--- Given exercise ---
Set each entry down verbatim, omitting images.

--- Dataset ---
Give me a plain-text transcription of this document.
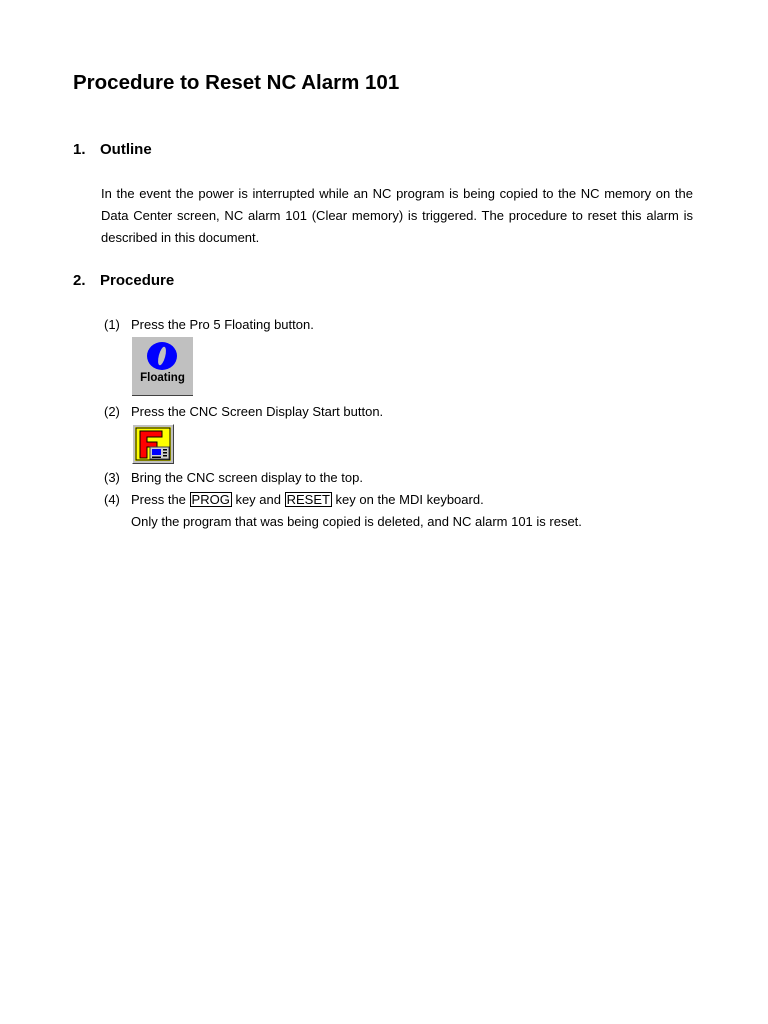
Procedure to Reset NC Alarm 101
1. Outline

In the event the power is interrupted while an NC program is being copied to the NC memory on the Data Center screen, NC alarm 101 (Clear memory) is triggered. The procedure to reset this alarm is described in this document.

2. Procedure
(1) Press the Pro 5 Floating button.
Floating
(2) Press the CNC Screen Display Start button.
(3) Bring the CNC screen display to the top.
(4) Press the PROG key and RESET key on the MDI keyboard.
Only the program that was being copied is deleted, and NC alarm 101 is reset.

--- Correct response ---
Give me a plain-text transcription of this document.
Procedure to Reset NC Alarm 101
1. Outline

In the event the power is interrupted while an NC program is being copied to the NC memory on the Data Center screen, NC alarm 101 (Clear memory) is triggered. The procedure to reset this alarm is described in this document.

2. Procedure
(1) Press the Pro 5 Floating button.
Floating
(2) Press the CNC Screen Display Start button.
(3) Bring the CNC screen display to the top.
(4) Press the PROG key and RESET key on the MDI keyboard.
Only the program that was being copied is deleted, and NC alarm 101 is reset.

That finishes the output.